• **Document section**:
************

Thursday 18 February 2010

Just what is to be done with the Mediterranean?

As promised a couple of posts ago, we return to the subject of co-operation in the Mediterranean. Or perhaps we should say "non-co-operation" as it is not a pretty story. 15 years on from the start of the Barcelona Process, any hopes for real co-operation are bogged down in undiplomatic squabbling about who will be Secretary-General or Deputy Secretary-General or head tea lady of the successor structure, the "Union for the Mediterranean" (UfM). There has been no real progress on delivering actual content on the ground, and the UfM looks like a talking shop with not much talking going on. (They do, according to Wikipedia, have a flag - how on earth did they agree on that?)

So what has gone wrong? Well, I suspect there are two basic problems. Firstly, there is an insufficient history of co-operation among the countries of the Mediterranean. Of course, if you go far enough back in history, you can find much co-operation and many shifting borders, but among the states that exist today, there are simply not enough close linkages to form a solid base for co-operation. The gold standard here is the Baltic Sea, and the huge network of international organsiations established over the last 20 years.

************

• **Available data**:
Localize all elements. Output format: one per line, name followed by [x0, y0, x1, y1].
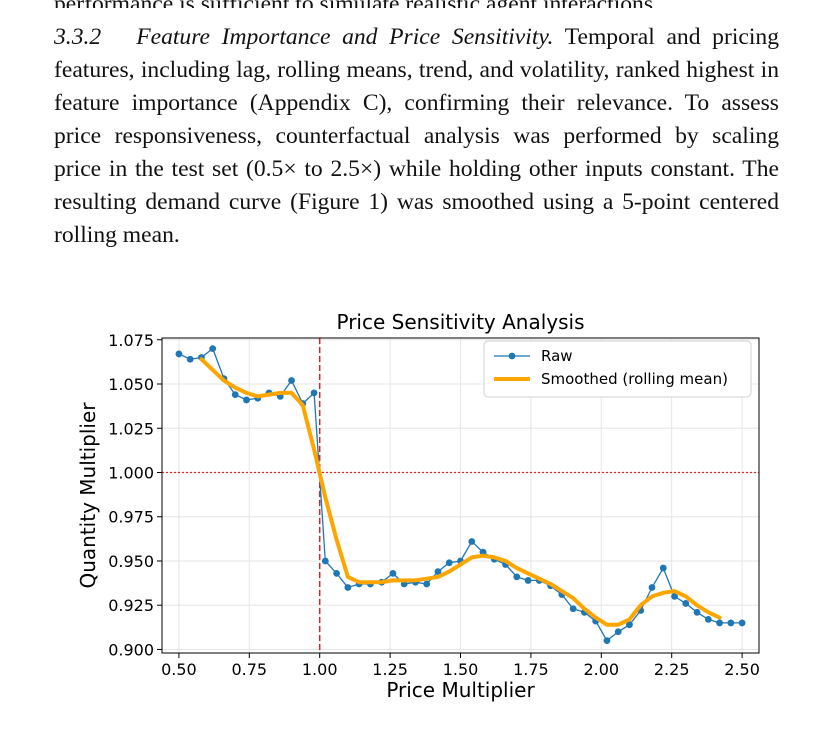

************

• **Problem set**:
A: Edit the Mediterranean co-operation post, beginning at the words "Thursday 18 February" and stopping after "agree on that?)", with "talking shop" changed to "debating club".
B: In the Mediterranean co-operation post, what does the writer name as the gold standard for co-operation?
Rely on the text alone and not on the listing.

• **Responses by task**:
A:
Thursday 18 February 2010

Just what is to be done with the Mediterranean?

As promised a couple of posts ago, we return to the subject of co-operation in the Mediterranean. Or perhaps we should say "non-co-operation" as it is not a pretty story. 15 years on from the start of the Barcelona Process, any hopes for real co-operation are bogged down in undiplomatic squabbling about who will be Secretary-General or Deputy Secretary-General or head tea lady of the successor structure, the "Union for the Mediterranean" (UfM). There has been no real progress on delivering actual content on the ground, and the UfM looks like a debating club with not much talking going on. (They do, according to Wikipedia, have a flag - how on earth did they agree on that?)

B: The Baltic Sea, with its huge network of international organizations established over the last 20 years.